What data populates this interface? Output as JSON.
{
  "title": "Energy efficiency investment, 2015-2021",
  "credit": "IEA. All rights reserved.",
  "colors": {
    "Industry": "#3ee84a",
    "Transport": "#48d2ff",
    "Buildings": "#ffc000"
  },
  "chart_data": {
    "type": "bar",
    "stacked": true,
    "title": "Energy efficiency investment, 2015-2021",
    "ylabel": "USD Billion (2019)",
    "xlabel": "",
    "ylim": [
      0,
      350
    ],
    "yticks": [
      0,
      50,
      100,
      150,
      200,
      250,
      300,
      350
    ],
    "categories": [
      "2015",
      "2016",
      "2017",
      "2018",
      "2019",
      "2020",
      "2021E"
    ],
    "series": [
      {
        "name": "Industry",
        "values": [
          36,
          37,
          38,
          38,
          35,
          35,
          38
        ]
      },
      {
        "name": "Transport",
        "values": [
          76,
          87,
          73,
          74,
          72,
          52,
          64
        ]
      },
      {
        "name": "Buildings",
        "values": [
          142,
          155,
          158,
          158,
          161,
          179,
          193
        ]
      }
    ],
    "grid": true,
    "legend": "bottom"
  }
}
········
__WHAT YOU ARE ASKED TO DO__:
Locate and copy each line in the data above that includes the word "Energy".

__OUTPUT FOR THIS TASK__:
  "title": "Energy efficiency investment, 2015-2021",
    "title": "Energy efficiency investment, 2015-2021",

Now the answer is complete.